**RECORDS FOR THIS EXERCISE**
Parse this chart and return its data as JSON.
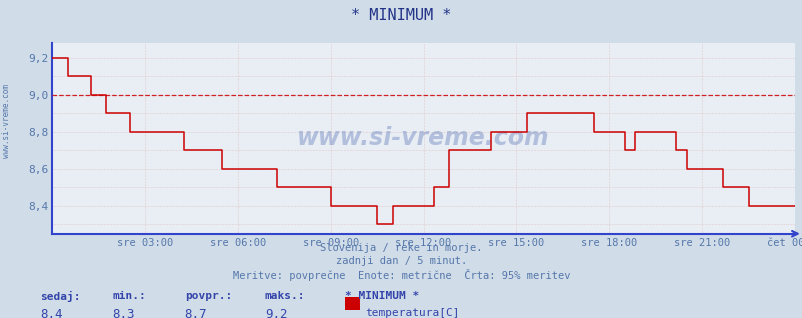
{
  "title": "* MINIMUM *",
  "bg_color": "#d0dce8",
  "plot_bg_color": "#e8eef4",
  "line_color": "#cc0000",
  "avg_line_color": "#cc0000",
  "avg_line_value": 9.0,
  "xlabel_color": "#5577aa",
  "ylabel_color": "#5577aa",
  "title_color": "#223388",
  "axis_color": "#3344cc",
  "text_color": "#5577aa",
  "ylim": [
    8.25,
    9.28
  ],
  "yticks": [
    8.4,
    8.6,
    8.8,
    9.0,
    9.2
  ],
  "subtitle1": "Slovenija / reke in morje.",
  "subtitle2": "zadnji dan / 5 minut.",
  "subtitle3": "Meritve: povprečne  Enote: metrične  Črta: 95% meritev",
  "watermark": "www.si-vreme.com",
  "bottom_label_row1": [
    "sedaj:",
    "min.:",
    "povpr.:",
    "maks.:",
    "* MINIMUM *"
  ],
  "bottom_label_row2": [
    "8,4",
    "8,3",
    "8,7",
    "9,2"
  ],
  "legend_label": "temperatura[C]",
  "legend_color": "#cc0000",
  "xtick_labels": [
    "sre 03:00",
    "sre 06:00",
    "sre 09:00",
    "sre 12:00",
    "sre 15:00",
    "sre 18:00",
    "sre 21:00",
    "čet 00:00"
  ],
  "step_t": [
    0,
    3,
    6,
    9,
    12,
    15,
    18,
    21,
    24,
    27,
    30,
    33,
    36,
    39,
    42,
    45,
    48,
    51,
    54,
    57,
    60,
    63,
    66,
    69,
    72,
    75,
    78,
    81,
    84,
    87,
    90,
    93,
    96,
    100,
    104,
    108,
    112,
    116,
    120,
    124,
    126,
    128,
    132,
    136,
    140,
    144,
    148,
    152,
    154,
    158,
    162,
    166,
    170,
    174,
    178,
    180,
    184,
    188,
    192,
    196,
    198,
    202,
    204,
    206,
    210,
    214,
    216,
    218,
    220,
    222,
    224,
    226,
    228,
    230,
    234,
    238,
    240,
    242,
    244,
    246,
    248,
    252,
    256,
    260,
    264,
    266,
    268,
    270,
    272,
    274,
    276,
    278,
    280,
    284,
    288
  ],
  "step_v": [
    9.2,
    9.2,
    9.1,
    9.1,
    9.1,
    9.0,
    9.0,
    8.9,
    8.9,
    8.9,
    8.8,
    8.8,
    8.8,
    8.8,
    8.8,
    8.8,
    8.8,
    8.7,
    8.7,
    8.7,
    8.7,
    8.7,
    8.6,
    8.6,
    8.6,
    8.6,
    8.6,
    8.6,
    8.6,
    8.5,
    8.5,
    8.5,
    8.5,
    8.5,
    8.5,
    8.4,
    8.4,
    8.4,
    8.4,
    8.4,
    8.3,
    8.3,
    8.4,
    8.4,
    8.4,
    8.4,
    8.5,
    8.5,
    8.7,
    8.7,
    8.7,
    8.7,
    8.8,
    8.8,
    8.8,
    8.8,
    8.9,
    8.9,
    8.9,
    8.9,
    8.9,
    8.9,
    8.9,
    8.9,
    8.8,
    8.8,
    8.8,
    8.8,
    8.8,
    8.7,
    8.7,
    8.8,
    8.8,
    8.8,
    8.8,
    8.8,
    8.8,
    8.7,
    8.7,
    8.6,
    8.6,
    8.6,
    8.6,
    8.5,
    8.5,
    8.5,
    8.5,
    8.4,
    8.4,
    8.4,
    8.4,
    8.4,
    8.4,
    8.4,
    8.4
  ]
}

**EXERCISE DESCRIPTION**
Write out the entries again, exactly as given, skipping any images.

**EXERCISE RESULT**
Parse this chart and return its data as JSON.
{
  "title": "* MINIMUM *",
  "bg_color": "#d0dce8",
  "plot_bg_color": "#e8eef4",
  "line_color": "#cc0000",
  "avg_line_color": "#cc0000",
  "avg_line_value": 9.0,
  "xlabel_color": "#5577aa",
  "ylabel_color": "#5577aa",
  "title_color": "#223388",
  "axis_color": "#3344cc",
  "text_color": "#5577aa",
  "ylim": [
    8.25,
    9.28
  ],
  "yticks": [
    8.4,
    8.6,
    8.8,
    9.0,
    9.2
  ],
  "subtitle1": "Slovenija / reke in morje.",
  "subtitle2": "zadnji dan / 5 minut.",
  "subtitle3": "Meritve: povprečne  Enote: metrične  Črta: 95% meritev",
  "watermark": "www.si-vreme.com",
  "bottom_label_row1": [
    "sedaj:",
    "min.:",
    "povpr.:",
    "maks.:",
    "* MINIMUM *"
  ],
  "bottom_label_row2": [
    "8,4",
    "8,3",
    "8,7",
    "9,2"
  ],
  "legend_label": "temperatura[C]",
  "legend_color": "#cc0000",
  "xtick_labels": [
    "sre 03:00",
    "sre 06:00",
    "sre 09:00",
    "sre 12:00",
    "sre 15:00",
    "sre 18:00",
    "sre 21:00",
    "čet 00:00"
  ],
  "step_t": [
    0,
    3,
    6,
    9,
    12,
    15,
    18,
    21,
    24,
    27,
    30,
    33,
    36,
    39,
    42,
    45,
    48,
    51,
    54,
    57,
    60,
    63,
    66,
    69,
    72,
    75,
    78,
    81,
    84,
    87,
    90,
    93,
    96,
    100,
    104,
    108,
    112,
    116,
    120,
    124,
    126,
    128,
    132,
    136,
    140,
    144,
    148,
    152,
    154,
    158,
    162,
    166,
    170,
    174,
    178,
    180,
    184,
    188,
    192,
    196,
    198,
    202,
    204,
    206,
    210,
    214,
    216,
    218,
    220,
    222,
    224,
    226,
    228,
    230,
    234,
    238,
    240,
    242,
    244,
    246,
    248,
    252,
    256,
    260,
    264,
    266,
    268,
    270,
    272,
    274,
    276,
    278,
    280,
    284,
    288
  ],
  "step_v": [
    9.2,
    9.2,
    9.1,
    9.1,
    9.1,
    9.0,
    9.0,
    8.9,
    8.9,
    8.9,
    8.8,
    8.8,
    8.8,
    8.8,
    8.8,
    8.8,
    8.8,
    8.7,
    8.7,
    8.7,
    8.7,
    8.7,
    8.6,
    8.6,
    8.6,
    8.6,
    8.6,
    8.6,
    8.6,
    8.5,
    8.5,
    8.5,
    8.5,
    8.5,
    8.5,
    8.4,
    8.4,
    8.4,
    8.4,
    8.4,
    8.3,
    8.3,
    8.4,
    8.4,
    8.4,
    8.4,
    8.5,
    8.5,
    8.7,
    8.7,
    8.7,
    8.7,
    8.8,
    8.8,
    8.8,
    8.8,
    8.9,
    8.9,
    8.9,
    8.9,
    8.9,
    8.9,
    8.9,
    8.9,
    8.8,
    8.8,
    8.8,
    8.8,
    8.8,
    8.7,
    8.7,
    8.8,
    8.8,
    8.8,
    8.8,
    8.8,
    8.8,
    8.7,
    8.7,
    8.6,
    8.6,
    8.6,
    8.6,
    8.5,
    8.5,
    8.5,
    8.5,
    8.4,
    8.4,
    8.4,
    8.4,
    8.4,
    8.4,
    8.4,
    8.4
  ]
}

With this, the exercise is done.